### Given exercise
Pull out every line below holding the word "JSON".

### Records about charts and figures
--- Start ---

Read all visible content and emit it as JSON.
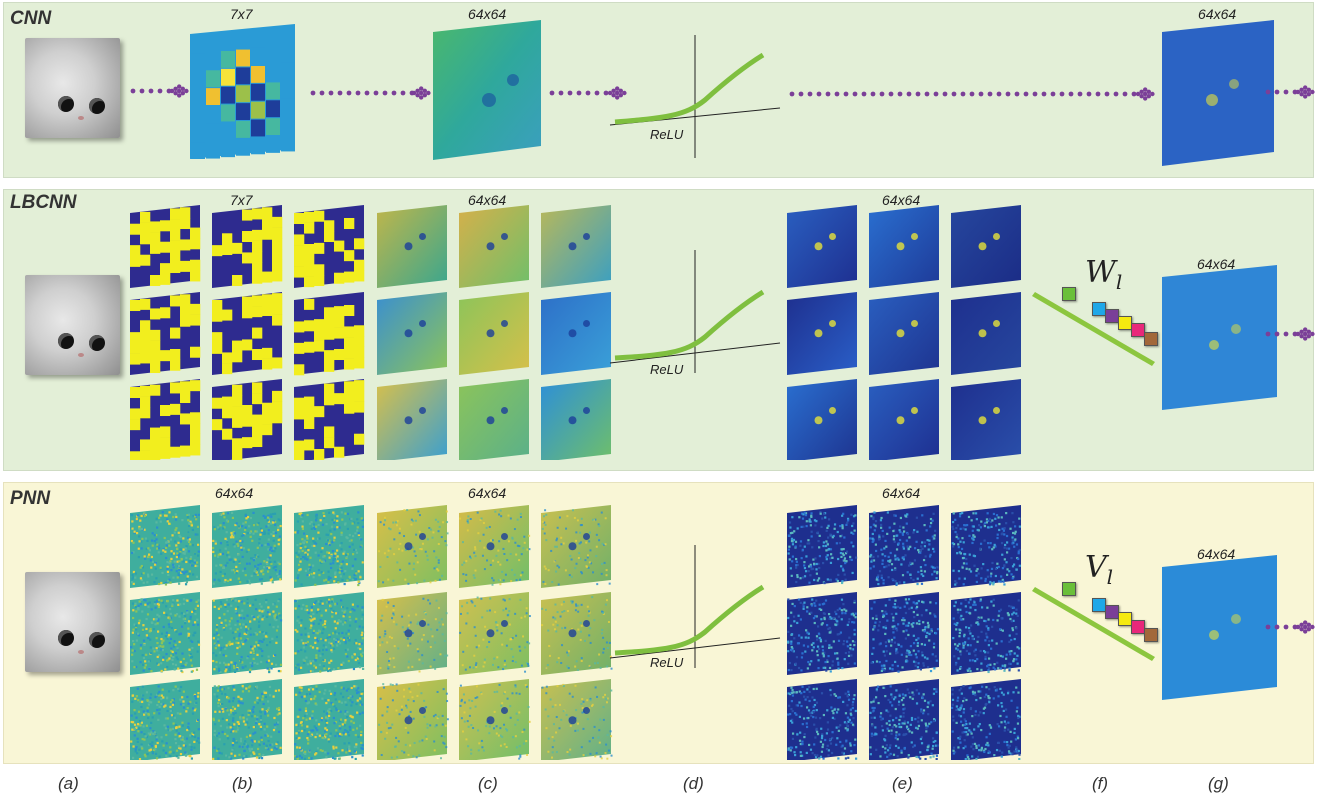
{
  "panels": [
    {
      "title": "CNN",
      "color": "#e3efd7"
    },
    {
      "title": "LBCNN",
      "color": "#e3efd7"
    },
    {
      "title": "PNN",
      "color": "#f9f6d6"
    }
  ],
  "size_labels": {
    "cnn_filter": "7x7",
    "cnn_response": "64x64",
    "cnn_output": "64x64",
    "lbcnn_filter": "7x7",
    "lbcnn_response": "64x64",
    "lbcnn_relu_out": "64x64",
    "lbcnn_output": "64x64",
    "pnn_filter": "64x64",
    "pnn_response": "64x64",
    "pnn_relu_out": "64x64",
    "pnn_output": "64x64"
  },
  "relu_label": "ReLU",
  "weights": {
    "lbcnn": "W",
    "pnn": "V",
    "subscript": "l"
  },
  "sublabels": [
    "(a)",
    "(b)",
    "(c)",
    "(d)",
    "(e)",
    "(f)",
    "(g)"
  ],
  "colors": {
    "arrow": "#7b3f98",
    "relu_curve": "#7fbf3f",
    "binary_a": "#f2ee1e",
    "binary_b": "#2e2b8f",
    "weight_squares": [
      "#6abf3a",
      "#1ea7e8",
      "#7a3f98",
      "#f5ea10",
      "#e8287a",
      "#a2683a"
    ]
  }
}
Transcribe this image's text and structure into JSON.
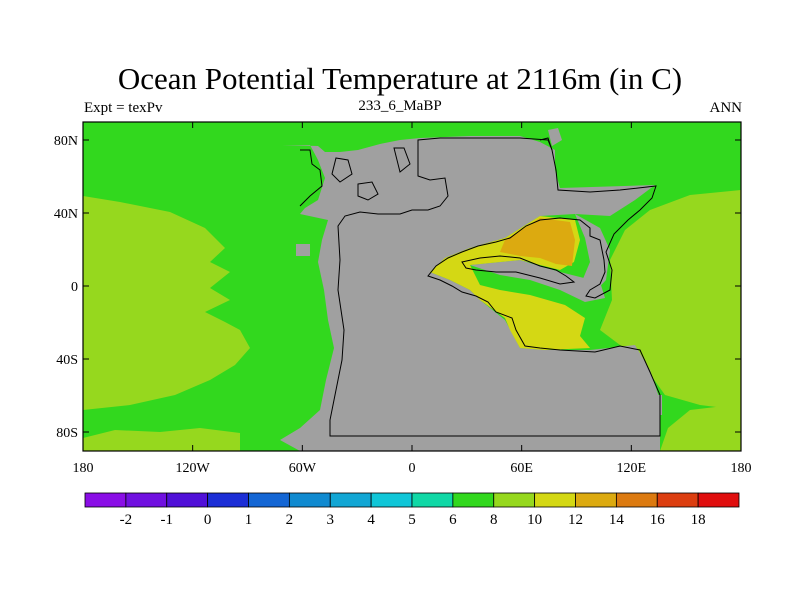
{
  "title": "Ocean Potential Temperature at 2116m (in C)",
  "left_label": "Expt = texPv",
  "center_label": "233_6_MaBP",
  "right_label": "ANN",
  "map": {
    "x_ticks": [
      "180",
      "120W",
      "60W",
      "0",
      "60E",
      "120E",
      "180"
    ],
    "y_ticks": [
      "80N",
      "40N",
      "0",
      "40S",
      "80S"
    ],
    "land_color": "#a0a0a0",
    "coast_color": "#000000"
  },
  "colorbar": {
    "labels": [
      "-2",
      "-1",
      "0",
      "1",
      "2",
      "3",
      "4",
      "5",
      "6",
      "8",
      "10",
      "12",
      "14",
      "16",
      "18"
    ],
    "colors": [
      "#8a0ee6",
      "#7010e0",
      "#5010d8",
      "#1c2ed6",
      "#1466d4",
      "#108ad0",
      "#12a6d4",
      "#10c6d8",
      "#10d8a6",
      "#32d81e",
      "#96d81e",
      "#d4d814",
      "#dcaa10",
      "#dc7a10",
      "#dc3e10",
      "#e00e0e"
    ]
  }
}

--- End ---

### Solution
Read all visible content and emit it as JSON.
Transcribe this image's text and structure into JSON.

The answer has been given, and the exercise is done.